## [Input material]

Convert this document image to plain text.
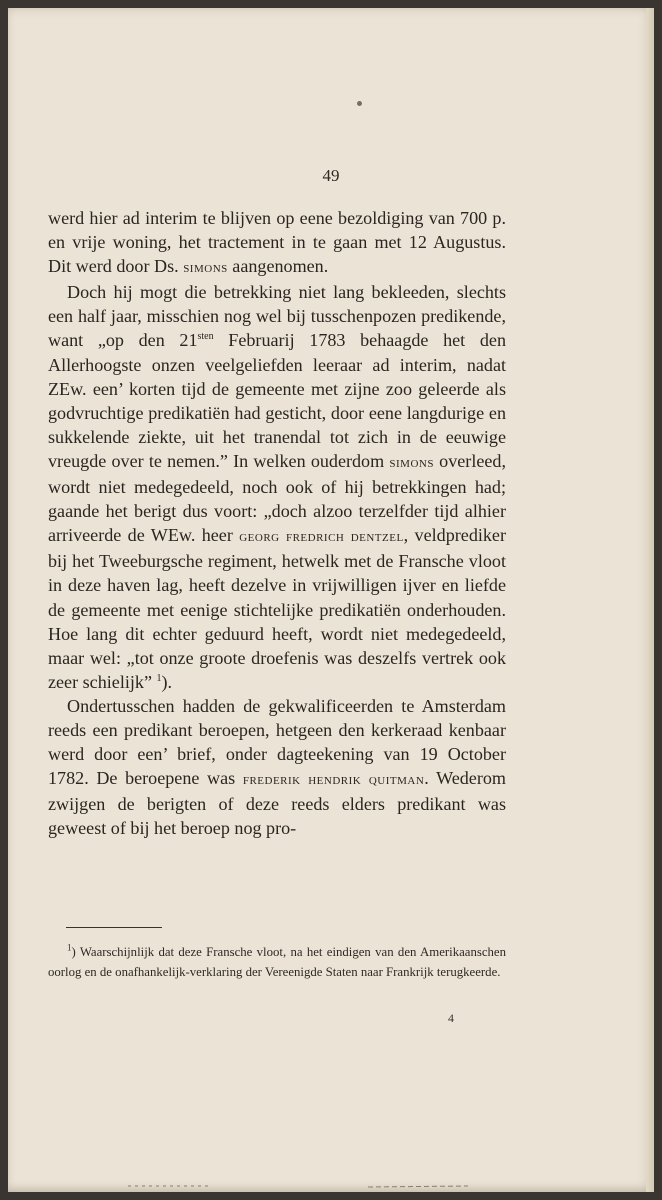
49

werd hier ad interim te blijven op eene bezoldiging van 700 p. en vrije woning, het tractement in te gaan met 12 Augustus. Dit werd door Ds. simons aangenomen.

Doch hij mogt die betrekking niet lang bekleeden, slechts een half jaar, misschien nog wel bij tusschenpozen predikende, want „op den $21^{sten}$ Februarij 1783 behaagde het den Allerhoogste onzen veelgeliefden leeraar ad interim, nadat ZEw. een’ korten tijd de gemeente met zijne zoo geleerde als godvruchtige predikatiën had gesticht, door eene langdurige en sukkelende ziekte, uit het tranendal tot zich in de eeuwige vreugde over te nemen.” In welken ouderdom simons overleed, wordt niet medegedeeld, noch ook of hij betrekkingen had; gaande het berigt dus voort: „doch alzoo terzelfder tijd alhier arriveerde de WEw. heer georg fredrich dentzel, veldprediker bij het Tweeburgsche regiment, hetwelk met de Fransche vloot in deze haven lag, heeft dezelve in vrijwilligen ijver en liefde de gemeente met eenige stichtelijke predikatiën onderhouden. Hoe lang dit echter geduurd heeft, wordt niet medegedeeld, maar wel: „tot onze groote droefenis was deszelfs vertrek ook zeer schielijk” $^1$).

Ondertusschen hadden de gekwalificeerden te Amsterdam reeds een predikant beroepen, hetgeen den kerkeraad kenbaar werd door een’ brief, onder dagteekening van 19 October 1782. De beroepene was frederik hendrik quitman. Wederom zwijgen de berigten of deze reeds elders predikant was geweest of bij het beroep nog pro-

$^1$) Waarschijnlijk dat deze Fransche vloot, na het eindigen van den Amerikaanschen oorlog en de onafhankelijk-verklaring der Vereenigde Staten naar Frankrijk terugkeerde.
4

## [Your objective]
Check the data above line by line for the word "vloot". State only how many lines contain it.

## [Solution to this problem]
2